____ Entries provided

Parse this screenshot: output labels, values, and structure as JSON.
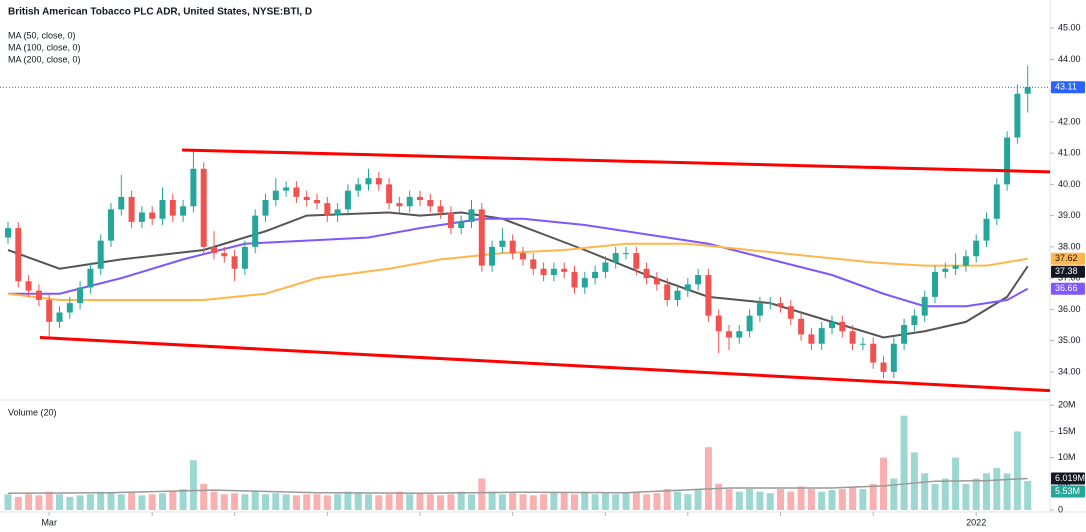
{
  "chart_data": {
    "type": "candlestick",
    "title": "British American Tobacco PLC ADR, United States, NYSE:BTI, D",
    "categories": [
      null,
      null,
      null,
      null,
      "Mar",
      null,
      null,
      null,
      null,
      null,
      null,
      null,
      null,
      null,
      null,
      null,
      null,
      null,
      null,
      null,
      null,
      null,
      null,
      null,
      null,
      null,
      null,
      null,
      null,
      null,
      null,
      null,
      null,
      null,
      null,
      null,
      null,
      null,
      null,
      null,
      null,
      null,
      null,
      null,
      null,
      null,
      null,
      null,
      null,
      null,
      null,
      null,
      null,
      null,
      null,
      null,
      null,
      null,
      null,
      null,
      null,
      null,
      null,
      null,
      null,
      null,
      null,
      null,
      null,
      null,
      null,
      null,
      null,
      null,
      null,
      null,
      null,
      null,
      null,
      null,
      null,
      null,
      null,
      null,
      null,
      null,
      null,
      null,
      null,
      null,
      null,
      null,
      null,
      null,
      "2022",
      null,
      null,
      null,
      null,
      null
    ],
    "month_ticks": [
      4,
      14,
      22,
      31,
      40,
      49,
      58,
      66,
      75,
      84,
      94
    ],
    "open": [
      38.3,
      38.6,
      36.9,
      36.6,
      36.3,
      35.6,
      35.9,
      36.2,
      36.7,
      37.3,
      38.2,
      39.2,
      39.6,
      38.8,
      39.1,
      38.9,
      39.5,
      39.0,
      39.3,
      40.5,
      38.0,
      37.8,
      37.7,
      37.3,
      38.0,
      39.0,
      39.5,
      39.8,
      39.9,
      39.6,
      39.5,
      39.4,
      39.0,
      39.2,
      39.8,
      40.0,
      40.2,
      40.0,
      39.4,
      39.3,
      39.6,
      39.5,
      39.3,
      39.1,
      38.6,
      38.8,
      39.2,
      37.4,
      38.0,
      38.2,
      37.8,
      37.6,
      37.3,
      37.1,
      37.3,
      37.2,
      36.7,
      37.0,
      37.2,
      37.5,
      37.8,
      37.8,
      37.3,
      37.0,
      36.8,
      36.3,
      36.6,
      36.8,
      37.1,
      35.8,
      35.3,
      35.1,
      35.3,
      35.8,
      36.2,
      36.2,
      36.1,
      35.7,
      35.2,
      34.9,
      35.4,
      35.6,
      35.3,
      34.9,
      34.9,
      34.3,
      34.0,
      34.9,
      35.5,
      35.8,
      36.4,
      37.2,
      37.3,
      37.4,
      37.7,
      38.2,
      38.9,
      40.0,
      41.5,
      42.9
    ],
    "high": [
      38.8,
      38.8,
      37.1,
      36.8,
      36.5,
      36.1,
      36.4,
      36.9,
      37.5,
      38.4,
      39.4,
      40.3,
      39.8,
      39.3,
      39.3,
      39.9,
      39.7,
      39.5,
      41.1,
      40.7,
      38.5,
      38.0,
      37.9,
      38.2,
      39.2,
      39.7,
      40.2,
      40.1,
      40.1,
      39.8,
      39.7,
      39.6,
      39.4,
      40.0,
      40.2,
      40.5,
      40.4,
      40.2,
      39.6,
      39.8,
      39.8,
      39.7,
      39.5,
      39.3,
      39.0,
      39.5,
      39.4,
      38.2,
      38.6,
      38.4,
      38.0,
      37.8,
      37.5,
      37.5,
      37.5,
      37.4,
      37.2,
      37.4,
      37.7,
      38.0,
      38.0,
      38.0,
      37.5,
      37.2,
      37.0,
      36.8,
      37.0,
      37.3,
      37.3,
      36.0,
      35.5,
      35.5,
      36.0,
      36.4,
      36.4,
      36.4,
      36.3,
      35.9,
      35.4,
      35.6,
      35.8,
      35.8,
      35.5,
      35.1,
      35.1,
      34.5,
      35.1,
      35.7,
      36.0,
      36.6,
      37.4,
      37.5,
      37.8,
      37.9,
      38.4,
      39.1,
      40.2,
      41.7,
      43.2,
      43.8
    ],
    "low": [
      38.1,
      36.7,
      36.4,
      36.1,
      35.1,
      35.4,
      35.7,
      36.0,
      36.5,
      37.1,
      38.0,
      39.0,
      38.6,
      38.6,
      38.7,
      38.7,
      38.8,
      38.8,
      39.1,
      37.8,
      37.6,
      37.5,
      36.9,
      37.1,
      37.8,
      38.8,
      39.3,
      39.6,
      39.4,
      39.3,
      39.2,
      38.8,
      38.8,
      39.0,
      39.6,
      39.8,
      39.8,
      39.2,
      39.1,
      39.1,
      39.3,
      39.1,
      38.9,
      38.4,
      38.4,
      38.6,
      37.2,
      37.2,
      37.8,
      37.6,
      37.4,
      37.1,
      36.9,
      36.9,
      37.0,
      36.5,
      36.5,
      36.8,
      37.0,
      37.3,
      37.6,
      37.1,
      36.8,
      36.6,
      36.1,
      36.1,
      36.4,
      36.6,
      35.6,
      34.6,
      34.7,
      34.9,
      35.1,
      35.6,
      36.0,
      35.9,
      35.5,
      35.0,
      34.7,
      34.7,
      35.2,
      35.1,
      34.7,
      34.7,
      34.1,
      33.8,
      33.8,
      34.7,
      35.3,
      35.6,
      36.2,
      37.0,
      37.1,
      37.2,
      37.5,
      38.0,
      38.7,
      39.8,
      41.3,
      42.3
    ],
    "close": [
      38.6,
      36.9,
      36.6,
      36.3,
      35.6,
      35.9,
      36.2,
      36.7,
      37.3,
      38.2,
      39.2,
      39.6,
      38.8,
      39.1,
      38.9,
      39.5,
      39.0,
      39.3,
      40.5,
      38.0,
      37.8,
      37.7,
      37.3,
      38.0,
      39.0,
      39.5,
      39.8,
      39.9,
      39.6,
      39.5,
      39.4,
      39.0,
      39.2,
      39.8,
      40.0,
      40.2,
      40.0,
      39.4,
      39.3,
      39.6,
      39.5,
      39.3,
      39.1,
      38.6,
      38.8,
      39.2,
      37.4,
      38.0,
      38.2,
      37.8,
      37.6,
      37.3,
      37.1,
      37.3,
      37.2,
      36.7,
      37.0,
      37.2,
      37.5,
      37.8,
      37.8,
      37.3,
      37.0,
      36.8,
      36.3,
      36.6,
      36.8,
      37.1,
      35.8,
      35.3,
      35.1,
      35.3,
      35.8,
      36.2,
      36.2,
      36.1,
      35.7,
      35.2,
      34.9,
      35.4,
      35.6,
      35.3,
      34.9,
      34.9,
      34.3,
      34.0,
      34.9,
      35.5,
      35.8,
      36.4,
      37.2,
      37.3,
      37.4,
      37.7,
      38.2,
      38.9,
      40.0,
      41.5,
      42.9,
      43.11
    ],
    "up_color": "#26a69a",
    "down_color": "#ef5350",
    "last_price_color": "#2962ff",
    "ylim": [
      33.1,
      45.9
    ],
    "yticks": [
      {
        "value": 34,
        "label": "34.00"
      },
      {
        "value": 35,
        "label": "35.00"
      },
      {
        "value": 36,
        "label": "36.00"
      },
      {
        "value": 37,
        "label": "37.00"
      },
      {
        "value": 38,
        "label": "38.00"
      },
      {
        "value": 39,
        "label": "39.00"
      },
      {
        "value": 40,
        "label": "40.00"
      },
      {
        "value": 41,
        "label": "41.00"
      },
      {
        "value": 42,
        "label": "42.00"
      },
      {
        "value": 43,
        "label": "43.00"
      },
      {
        "value": 44,
        "label": "44.00"
      },
      {
        "value": 45,
        "label": "45.00"
      }
    ],
    "series": [
      {
        "name": "MA (50, close, 0)",
        "color": "#555555",
        "x": [
          0,
          5,
          11,
          19,
          25,
          29,
          37,
          40,
          44,
          48,
          52,
          56,
          62,
          68,
          74,
          80,
          85,
          89,
          93,
          97,
          99
        ],
        "values": [
          37.9,
          37.3,
          37.6,
          37.9,
          38.5,
          39.0,
          39.1,
          39.0,
          39.1,
          38.9,
          38.4,
          37.9,
          37.1,
          36.4,
          36.2,
          35.6,
          35.1,
          35.3,
          35.6,
          36.4,
          37.38
        ]
      },
      {
        "name": "MA (100, close, 0)",
        "color": "#7e57ff",
        "x": [
          0,
          5,
          11,
          17,
          23,
          29,
          35,
          40,
          46,
          50,
          56,
          62,
          68,
          74,
          80,
          85,
          89,
          93,
          97,
          99
        ],
        "values": [
          36.5,
          36.5,
          37.0,
          37.6,
          38.1,
          38.2,
          38.3,
          38.6,
          38.9,
          38.9,
          38.7,
          38.4,
          38.1,
          37.6,
          37.1,
          36.5,
          36.1,
          36.1,
          36.3,
          36.66
        ]
      },
      {
        "name": "MA (200, close, 0)",
        "color": "#ffb74d",
        "x": [
          0,
          5,
          11,
          19,
          25,
          30,
          37,
          42,
          48,
          54,
          60,
          66,
          72,
          78,
          84,
          89,
          95,
          99
        ],
        "values": [
          36.5,
          36.3,
          36.3,
          36.3,
          36.5,
          37.0,
          37.3,
          37.6,
          37.8,
          37.9,
          38.1,
          38.1,
          37.9,
          37.7,
          37.5,
          37.4,
          37.4,
          37.62
        ]
      }
    ],
    "trendlines": [
      {
        "color": "#ff0000",
        "x": [
          16.9,
          101.2
        ],
        "y": [
          41.1,
          40.4
        ]
      },
      {
        "color": "#ff0000",
        "x": [
          3.1,
          101.2
        ],
        "y": [
          35.1,
          33.4
        ]
      }
    ],
    "volume": {
      "name": "Volume (20)",
      "values": [
        3,
        2.5,
        3,
        2.8,
        3.5,
        3,
        2.5,
        2.8,
        3,
        3.5,
        3.2,
        3,
        3.5,
        2.8,
        3,
        3.2,
        3.5,
        4,
        9.5,
        5,
        3.5,
        3,
        3.2,
        3,
        3.5,
        3,
        3.2,
        3,
        2.8,
        3,
        3,
        2.8,
        3,
        3.5,
        3.2,
        3,
        2.8,
        3,
        3.5,
        3,
        3.2,
        3,
        2.8,
        3,
        3.5,
        3,
        6,
        3.5,
        3,
        3.2,
        3,
        2.8,
        3,
        3.5,
        3.2,
        3,
        3.5,
        3,
        3.2,
        3,
        3.2,
        3.5,
        3,
        3.2,
        4,
        3.5,
        3,
        4,
        12,
        5,
        4,
        3.5,
        4,
        3.5,
        3.2,
        4,
        3.5,
        4.5,
        4,
        3.5,
        3.8,
        4,
        4.5,
        4,
        5,
        10,
        6,
        18,
        11,
        7,
        5,
        6,
        10,
        5,
        6,
        7,
        8,
        7,
        15,
        5.53
      ],
      "last_label": "5.53M",
      "ylim": [
        0,
        21
      ],
      "yticks": [
        0,
        {
          "value": 5,
          "label": "5M"
        },
        {
          "value": 10,
          "label": "10M"
        },
        {
          "value": 15,
          "label": "15M"
        },
        {
          "value": 20,
          "label": "20M"
        }
      ],
      "ma": {
        "color": "#999999",
        "x": [
          0,
          10,
          20,
          30,
          40,
          50,
          60,
          70,
          80,
          85,
          90,
          95,
          99
        ],
        "values": [
          3.2,
          3.3,
          3.8,
          3.3,
          3.2,
          3.4,
          3.3,
          4.2,
          4.2,
          4.6,
          5.5,
          5.6,
          6.019
        ],
        "last_label": "6.019M"
      }
    }
  }
}
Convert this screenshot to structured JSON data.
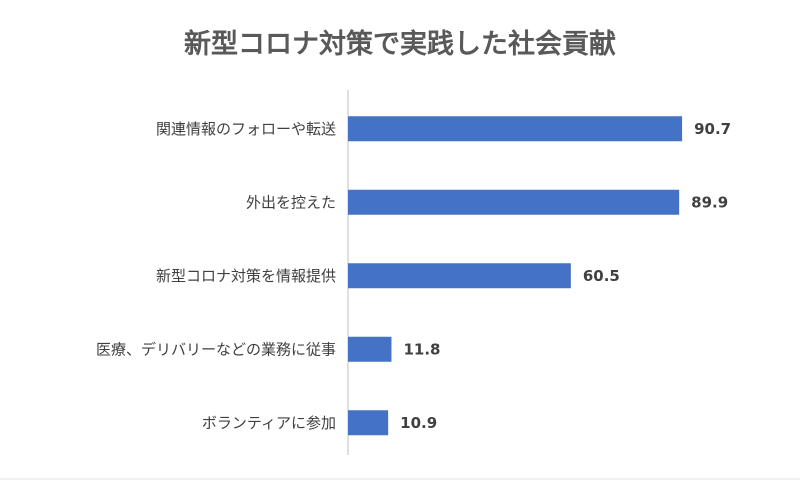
{
  "chart_data": {
    "type": "bar",
    "orientation": "horizontal",
    "title": "新型コロナ対策で実践した社会貢献",
    "categories": [
      "関連情報のフォローや転送",
      "外出を控えた",
      "新型コロナ対策を情報提供",
      "医療、デリバリーなどの業務に従事",
      "ボランティアに参加"
    ],
    "values": [
      90.7,
      89.9,
      60.5,
      11.8,
      10.9
    ],
    "value_labels": [
      "90.7",
      "89.9",
      "60.5",
      "11.8",
      "10.9"
    ],
    "xlim": [
      0,
      100
    ],
    "grid": false,
    "legend": "none",
    "bar_color": "#4472c4",
    "axis_color": "#bfbfbf"
  }
}
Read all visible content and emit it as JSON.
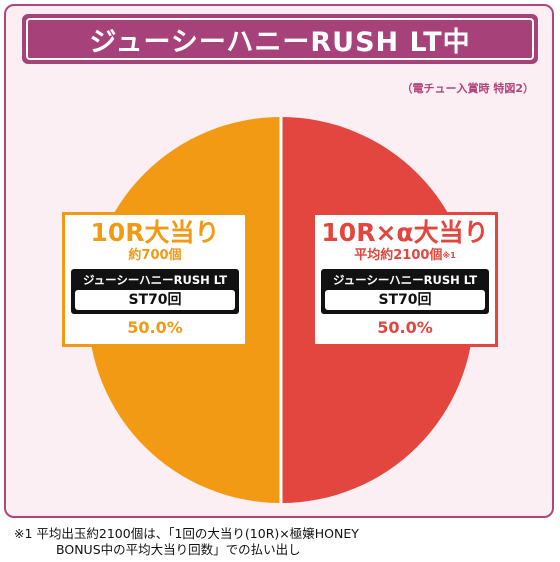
{
  "title": "ジューシーハニーRUSH LT中",
  "subnote": "（電チュー入賞時 特図2）",
  "chart_data": {
    "type": "pie",
    "segments": [
      {
        "name": "10R大当り",
        "detail": "約700個",
        "mode": "ジューシーハニーRUSH LT",
        "st": "ST70回",
        "percent_label": "50.0%",
        "value": 50.0,
        "color": "#f29a14"
      },
      {
        "name": "10R×α大当り",
        "detail": "平均約2100個",
        "detail_mark": "※1",
        "mode": "ジューシーハニーRUSH LT",
        "st": "ST70回",
        "percent_label": "50.0%",
        "value": 50.0,
        "color": "#e2463f"
      }
    ]
  },
  "footnote": {
    "line1": "※1 平均出玉約2100個は、「1回の大当り(10R)×極嬢HONEY",
    "line2": "BONUS中の平均大当り回数」での払い出し"
  }
}
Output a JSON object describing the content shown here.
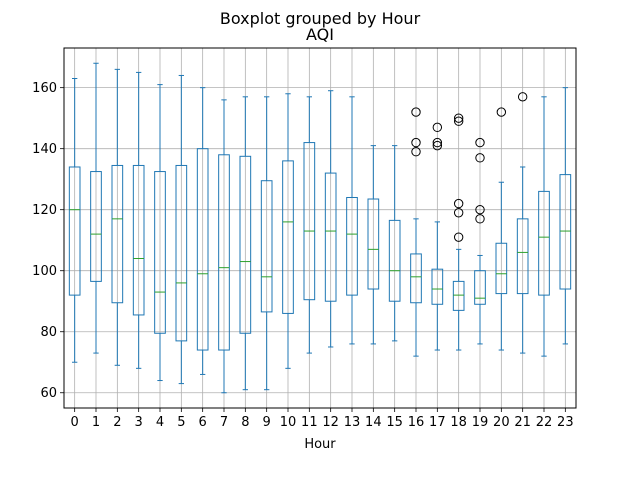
{
  "chart_data": {
    "type": "boxplot",
    "suptitle": "Boxplot grouped by Hour",
    "title": "AQI",
    "xlabel": "Hour",
    "ylabel": "",
    "categories": [
      "0",
      "1",
      "2",
      "3",
      "4",
      "5",
      "6",
      "7",
      "8",
      "9",
      "10",
      "11",
      "12",
      "13",
      "14",
      "15",
      "16",
      "17",
      "18",
      "19",
      "20",
      "21",
      "22",
      "23"
    ],
    "ylim": [
      55,
      173
    ],
    "yticks": [
      60,
      80,
      100,
      120,
      140,
      160
    ],
    "grid": true,
    "colors": {
      "box": "#1f77b4",
      "median": "#2ca02c",
      "grid": "#b0b0b0",
      "frame": "#000000"
    },
    "boxes": [
      {
        "whislo": 70,
        "q1": 92,
        "med": 120,
        "q3": 134,
        "whishi": 163,
        "fliers": []
      },
      {
        "whislo": 73,
        "q1": 96.5,
        "med": 112,
        "q3": 132.5,
        "whishi": 168,
        "fliers": []
      },
      {
        "whislo": 69,
        "q1": 89.5,
        "med": 117,
        "q3": 134.5,
        "whishi": 166,
        "fliers": []
      },
      {
        "whislo": 68,
        "q1": 85.5,
        "med": 104,
        "q3": 134.5,
        "whishi": 165,
        "fliers": []
      },
      {
        "whislo": 64,
        "q1": 79.5,
        "med": 93,
        "q3": 132.5,
        "whishi": 161,
        "fliers": []
      },
      {
        "whislo": 63,
        "q1": 77,
        "med": 96,
        "q3": 134.5,
        "whishi": 164,
        "fliers": []
      },
      {
        "whislo": 66,
        "q1": 74,
        "med": 99,
        "q3": 140,
        "whishi": 160,
        "fliers": []
      },
      {
        "whislo": 60,
        "q1": 74,
        "med": 101,
        "q3": 138,
        "whishi": 156,
        "fliers": []
      },
      {
        "whislo": 61,
        "q1": 79.5,
        "med": 103,
        "q3": 137.5,
        "whishi": 157,
        "fliers": []
      },
      {
        "whislo": 61,
        "q1": 86.5,
        "med": 98,
        "q3": 129.5,
        "whishi": 157,
        "fliers": []
      },
      {
        "whislo": 68,
        "q1": 86,
        "med": 116,
        "q3": 136,
        "whishi": 158,
        "fliers": []
      },
      {
        "whislo": 73,
        "q1": 90.5,
        "med": 113,
        "q3": 142,
        "whishi": 157,
        "fliers": []
      },
      {
        "whislo": 75,
        "q1": 90,
        "med": 113,
        "q3": 132,
        "whishi": 159,
        "fliers": []
      },
      {
        "whislo": 76,
        "q1": 92,
        "med": 112,
        "q3": 124,
        "whishi": 157,
        "fliers": []
      },
      {
        "whislo": 76,
        "q1": 94,
        "med": 107,
        "q3": 123.5,
        "whishi": 141,
        "fliers": []
      },
      {
        "whislo": 77,
        "q1": 90,
        "med": 100,
        "q3": 116.5,
        "whishi": 141,
        "fliers": []
      },
      {
        "whislo": 72,
        "q1": 89.5,
        "med": 98,
        "q3": 105.5,
        "whishi": 117,
        "fliers": [
          139,
          142,
          152
        ]
      },
      {
        "whislo": 74,
        "q1": 89,
        "med": 94,
        "q3": 100.5,
        "whishi": 116,
        "fliers": [
          141,
          142,
          147
        ]
      },
      {
        "whislo": 74,
        "q1": 87,
        "med": 92,
        "q3": 96.5,
        "whishi": 107,
        "fliers": [
          111,
          119,
          122,
          149,
          150
        ]
      },
      {
        "whislo": 76,
        "q1": 89,
        "med": 91,
        "q3": 100,
        "whishi": 105,
        "fliers": [
          117,
          120,
          137,
          142
        ]
      },
      {
        "whislo": 74,
        "q1": 92.5,
        "med": 99,
        "q3": 109,
        "whishi": 129,
        "fliers": [
          152
        ]
      },
      {
        "whislo": 73,
        "q1": 92.5,
        "med": 106,
        "q3": 117,
        "whishi": 134,
        "fliers": [
          157
        ]
      },
      {
        "whislo": 72,
        "q1": 92,
        "med": 111,
        "q3": 126,
        "whishi": 157,
        "fliers": []
      },
      {
        "whislo": 76,
        "q1": 94,
        "med": 113,
        "q3": 131.5,
        "whishi": 160,
        "fliers": []
      }
    ]
  }
}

________

● **Given problem**
Find every line in the records that has the string "Hour", then state how many there are and nothing else.

● **Reply to the exercise**
2